**Problem to solve:** Write out every record in full, exactly as written, please.

**Stored data:**
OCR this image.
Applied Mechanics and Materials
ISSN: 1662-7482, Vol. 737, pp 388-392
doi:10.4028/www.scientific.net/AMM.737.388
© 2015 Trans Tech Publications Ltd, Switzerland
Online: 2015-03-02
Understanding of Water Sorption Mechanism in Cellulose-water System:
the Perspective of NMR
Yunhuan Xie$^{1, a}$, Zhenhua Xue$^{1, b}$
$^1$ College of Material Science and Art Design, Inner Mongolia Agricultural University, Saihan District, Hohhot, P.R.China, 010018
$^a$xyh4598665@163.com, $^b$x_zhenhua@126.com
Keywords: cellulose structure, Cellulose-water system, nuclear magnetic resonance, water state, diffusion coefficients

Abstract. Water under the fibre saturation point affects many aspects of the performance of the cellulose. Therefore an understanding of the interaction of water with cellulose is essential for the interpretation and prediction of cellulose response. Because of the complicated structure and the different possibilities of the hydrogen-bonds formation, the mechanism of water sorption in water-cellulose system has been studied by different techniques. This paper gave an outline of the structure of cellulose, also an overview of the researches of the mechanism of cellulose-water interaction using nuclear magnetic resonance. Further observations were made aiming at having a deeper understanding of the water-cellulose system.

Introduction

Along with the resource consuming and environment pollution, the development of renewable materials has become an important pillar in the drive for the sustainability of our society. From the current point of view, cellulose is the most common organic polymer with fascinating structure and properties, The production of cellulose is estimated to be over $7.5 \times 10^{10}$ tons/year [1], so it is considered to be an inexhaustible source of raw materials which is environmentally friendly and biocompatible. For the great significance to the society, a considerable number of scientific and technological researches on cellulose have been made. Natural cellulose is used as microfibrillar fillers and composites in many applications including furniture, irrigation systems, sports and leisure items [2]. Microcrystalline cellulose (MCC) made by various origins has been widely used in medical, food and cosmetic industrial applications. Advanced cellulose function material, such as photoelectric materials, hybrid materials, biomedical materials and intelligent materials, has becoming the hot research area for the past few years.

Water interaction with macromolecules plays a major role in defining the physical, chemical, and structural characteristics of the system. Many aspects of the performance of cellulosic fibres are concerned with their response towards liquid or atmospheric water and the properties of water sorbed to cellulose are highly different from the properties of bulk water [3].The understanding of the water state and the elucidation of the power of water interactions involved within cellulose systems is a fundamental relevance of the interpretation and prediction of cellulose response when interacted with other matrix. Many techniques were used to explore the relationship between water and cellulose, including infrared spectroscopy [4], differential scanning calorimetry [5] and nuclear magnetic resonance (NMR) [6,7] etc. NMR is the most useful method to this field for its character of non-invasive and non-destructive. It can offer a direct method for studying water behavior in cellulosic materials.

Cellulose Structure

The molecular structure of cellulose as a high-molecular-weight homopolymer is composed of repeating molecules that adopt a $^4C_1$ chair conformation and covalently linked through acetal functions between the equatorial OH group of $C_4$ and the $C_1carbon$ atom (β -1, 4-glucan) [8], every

**Output of the exercise:**
OCR this image.
Applied Mechanics and Materials
ISSN: 1662-7482, Vol. 737, pp 388-392
doi:10.4028/www.scientific.net/AMM.737.388
© 2015 Trans Tech Publications Ltd, Switzerland
Online: 2015-03-02
Understanding of Water Sorption Mechanism in Cellulose-water System:
the Perspective of NMR
Yunhuan Xie$^{1, a}$, Zhenhua Xue$^{1, b}$
$^1$ College of Material Science and Art Design, Inner Mongolia Agricultural University, Saihan District, Hohhot, P.R.China, 010018
$^a$xyh4598665@163.com, $^b$x_zhenhua@126.com
Keywords: cellulose structure, Cellulose-water system, nuclear magnetic resonance, water state, diffusion coefficients

Abstract. Water under the fibre saturation point affects many aspects of the performance of the cellulose. Therefore an understanding of the interaction of water with cellulose is essential for the interpretation and prediction of cellulose response. Because of the complicated structure and the different possibilities of the hydrogen-bonds formation, the mechanism of water sorption in water-cellulose system has been studied by different techniques. This paper gave an outline of the structure of cellulose, also an overview of the researches of the mechanism of cellulose-water interaction using nuclear magnetic resonance. Further observations were made aiming at having a deeper understanding of the water-cellulose system.

Introduction

Along with the resource consuming and environment pollution, the development of renewable materials has become an important pillar in the drive for the sustainability of our society. From the current point of view, cellulose is the most common organic polymer with fascinating structure and properties, The production of cellulose is estimated to be over $7.5 \times 10^{10}$ tons/year [1], so it is considered to be an inexhaustible source of raw materials which is environmentally friendly and biocompatible. For the great significance to the society, a considerable number of scientific and technological researches on cellulose have been made. Natural cellulose is used as microfibrillar fillers and composites in many applications including furniture, irrigation systems, sports and leisure items [2]. Microcrystalline cellulose (MCC) made by various origins has been widely used in medical, food and cosmetic industrial applications. Advanced cellulose function material, such as photoelectric materials, hybrid materials, biomedical materials and intelligent materials, has becoming the hot research area for the past few years.

Water interaction with macromolecules plays a major role in defining the physical, chemical, and structural characteristics of the system. Many aspects of the performance of cellulosic fibres are concerned with their response towards liquid or atmospheric water and the properties of water sorbed to cellulose are highly different from the properties of bulk water [3].The understanding of the water state and the elucidation of the power of water interactions involved within cellulose systems is a fundamental relevance of the interpretation and prediction of cellulose response when interacted with other matrix. Many techniques were used to explore the relationship between water and cellulose, including infrared spectroscopy [4], differential scanning calorimetry [5] and nuclear magnetic resonance (NMR) [6,7] etc. NMR is the most useful method to this field for its character of non-invasive and non-destructive. It can offer a direct method for studying water behavior in cellulosic materials.

Cellulose Structure

The molecular structure of cellulose as a high-molecular-weight homopolymer is composed of repeating molecules that adopt a $^4C_1$ chair conformation and covalently linked through acetal functions between the equatorial OH group of $C_4$ and the $C_1carbon$ atom (β -1, 4-glucan) [8], every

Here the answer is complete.